◆ **What to do**
Among the lines below, count those with "content". Give only the number.

** START OF Dataset entries **

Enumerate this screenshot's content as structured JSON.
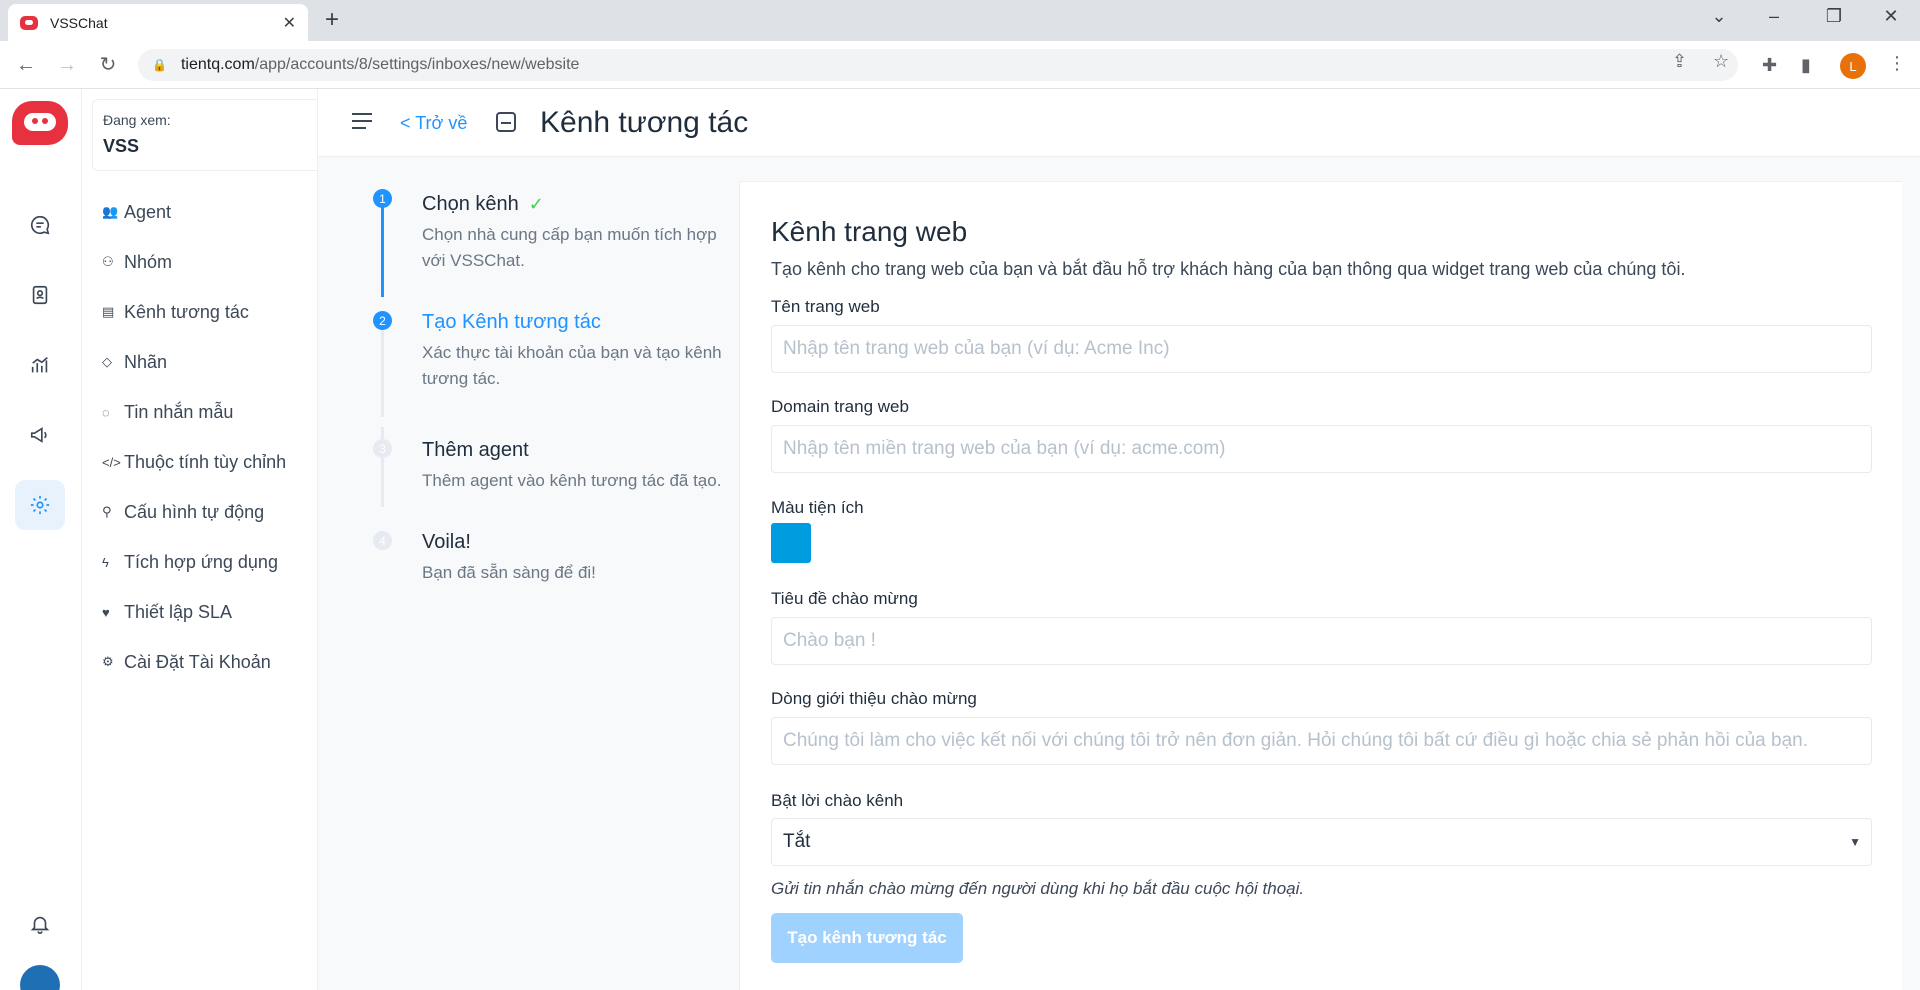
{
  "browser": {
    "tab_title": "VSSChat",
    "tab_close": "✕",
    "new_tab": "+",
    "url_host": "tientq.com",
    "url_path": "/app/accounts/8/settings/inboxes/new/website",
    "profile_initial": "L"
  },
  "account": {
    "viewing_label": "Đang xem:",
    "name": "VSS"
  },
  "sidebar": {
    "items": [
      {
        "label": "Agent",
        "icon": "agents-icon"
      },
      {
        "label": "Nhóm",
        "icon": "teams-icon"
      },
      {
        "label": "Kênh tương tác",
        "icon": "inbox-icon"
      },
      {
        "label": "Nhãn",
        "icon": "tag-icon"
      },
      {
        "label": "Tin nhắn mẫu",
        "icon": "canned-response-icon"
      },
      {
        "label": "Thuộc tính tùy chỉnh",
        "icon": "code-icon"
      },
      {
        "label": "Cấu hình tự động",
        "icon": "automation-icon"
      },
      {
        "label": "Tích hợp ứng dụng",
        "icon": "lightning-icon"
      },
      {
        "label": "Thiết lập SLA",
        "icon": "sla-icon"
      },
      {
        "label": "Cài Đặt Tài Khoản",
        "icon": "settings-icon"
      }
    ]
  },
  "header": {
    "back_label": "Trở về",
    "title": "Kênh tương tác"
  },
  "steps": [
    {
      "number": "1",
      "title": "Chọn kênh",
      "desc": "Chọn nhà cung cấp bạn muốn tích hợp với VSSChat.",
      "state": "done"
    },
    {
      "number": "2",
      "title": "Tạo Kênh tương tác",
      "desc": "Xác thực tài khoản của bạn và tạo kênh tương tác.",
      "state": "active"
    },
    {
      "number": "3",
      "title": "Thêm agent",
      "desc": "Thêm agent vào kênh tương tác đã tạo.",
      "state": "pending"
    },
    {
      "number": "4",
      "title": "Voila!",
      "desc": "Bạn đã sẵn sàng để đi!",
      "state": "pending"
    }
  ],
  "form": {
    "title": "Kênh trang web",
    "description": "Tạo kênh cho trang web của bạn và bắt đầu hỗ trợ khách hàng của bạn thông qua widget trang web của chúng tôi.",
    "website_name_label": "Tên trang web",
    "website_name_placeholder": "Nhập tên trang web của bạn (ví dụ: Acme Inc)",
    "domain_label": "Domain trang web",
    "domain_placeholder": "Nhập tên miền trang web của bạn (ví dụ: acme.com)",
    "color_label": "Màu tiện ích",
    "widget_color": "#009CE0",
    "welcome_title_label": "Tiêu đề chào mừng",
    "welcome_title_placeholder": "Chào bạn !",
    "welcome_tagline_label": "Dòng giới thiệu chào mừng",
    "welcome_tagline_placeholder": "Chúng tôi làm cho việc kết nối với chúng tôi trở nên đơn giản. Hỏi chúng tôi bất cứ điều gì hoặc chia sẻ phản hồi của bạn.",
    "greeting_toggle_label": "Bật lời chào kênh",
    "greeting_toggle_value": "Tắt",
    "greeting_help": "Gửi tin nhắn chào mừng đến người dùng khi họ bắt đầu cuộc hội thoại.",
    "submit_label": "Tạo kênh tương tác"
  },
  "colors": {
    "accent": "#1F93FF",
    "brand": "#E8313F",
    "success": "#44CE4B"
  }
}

** END OF Dataset entries **
** START OF Dataset entries **

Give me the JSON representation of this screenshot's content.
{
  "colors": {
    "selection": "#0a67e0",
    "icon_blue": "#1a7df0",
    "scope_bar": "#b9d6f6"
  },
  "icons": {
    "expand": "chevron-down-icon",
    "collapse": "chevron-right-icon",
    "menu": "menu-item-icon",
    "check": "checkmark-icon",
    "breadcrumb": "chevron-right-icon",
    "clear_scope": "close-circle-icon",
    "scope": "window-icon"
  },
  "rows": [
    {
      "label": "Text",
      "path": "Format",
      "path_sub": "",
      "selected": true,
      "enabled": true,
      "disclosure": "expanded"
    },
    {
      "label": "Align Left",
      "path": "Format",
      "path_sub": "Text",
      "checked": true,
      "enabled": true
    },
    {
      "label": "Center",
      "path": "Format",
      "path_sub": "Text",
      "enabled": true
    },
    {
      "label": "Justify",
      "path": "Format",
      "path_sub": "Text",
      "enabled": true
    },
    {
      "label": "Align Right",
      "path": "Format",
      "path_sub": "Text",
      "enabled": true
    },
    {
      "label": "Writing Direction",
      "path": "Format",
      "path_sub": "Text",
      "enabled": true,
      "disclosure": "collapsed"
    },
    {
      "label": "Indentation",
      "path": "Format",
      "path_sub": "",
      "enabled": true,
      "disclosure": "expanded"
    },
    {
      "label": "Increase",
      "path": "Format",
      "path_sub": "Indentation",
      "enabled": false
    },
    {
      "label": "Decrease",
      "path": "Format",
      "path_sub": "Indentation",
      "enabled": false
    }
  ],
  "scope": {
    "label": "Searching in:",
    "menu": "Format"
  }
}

** END OF Dataset entries **

◆ **Response**
2